# WHAT IS ASKED:
Report the number of lines that hold the string "icon". Leave out any other text.

Dataset excerpts:

★ ★ ★ ★ ★

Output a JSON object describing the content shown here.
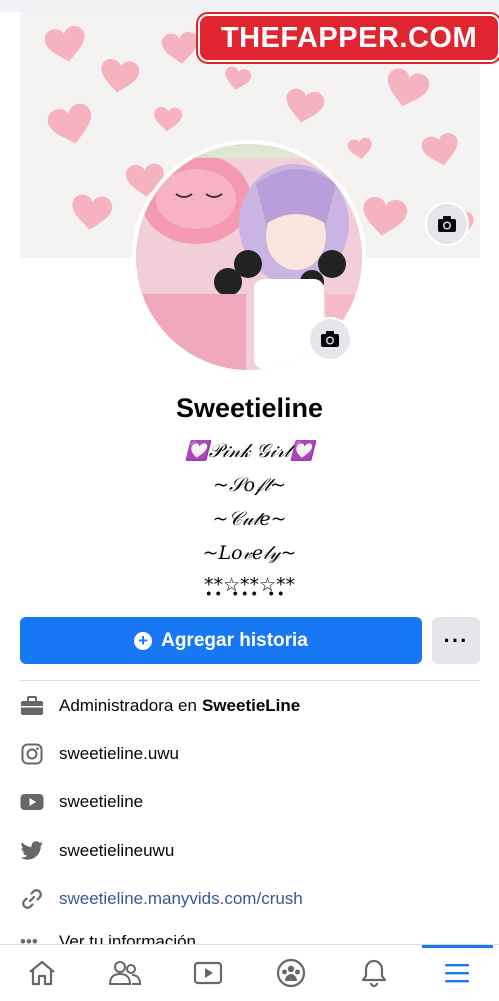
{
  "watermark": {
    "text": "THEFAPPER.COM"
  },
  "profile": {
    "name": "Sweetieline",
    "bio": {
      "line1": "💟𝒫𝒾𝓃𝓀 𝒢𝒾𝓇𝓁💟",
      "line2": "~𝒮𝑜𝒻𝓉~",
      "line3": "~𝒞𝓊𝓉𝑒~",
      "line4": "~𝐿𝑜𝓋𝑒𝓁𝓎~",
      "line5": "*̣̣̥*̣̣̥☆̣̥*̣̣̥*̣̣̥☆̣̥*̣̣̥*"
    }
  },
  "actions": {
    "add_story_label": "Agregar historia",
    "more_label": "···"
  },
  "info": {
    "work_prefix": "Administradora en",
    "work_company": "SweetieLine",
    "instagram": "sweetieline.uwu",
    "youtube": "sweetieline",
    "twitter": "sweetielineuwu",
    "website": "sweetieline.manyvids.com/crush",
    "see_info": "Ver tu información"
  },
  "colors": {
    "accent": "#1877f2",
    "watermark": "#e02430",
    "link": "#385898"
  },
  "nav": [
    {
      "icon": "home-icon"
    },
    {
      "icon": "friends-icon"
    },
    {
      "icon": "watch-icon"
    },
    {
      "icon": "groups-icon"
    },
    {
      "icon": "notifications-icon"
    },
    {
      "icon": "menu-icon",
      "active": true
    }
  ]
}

★ ★ ★ ★ ★

# REPLY TO THE TASK:
6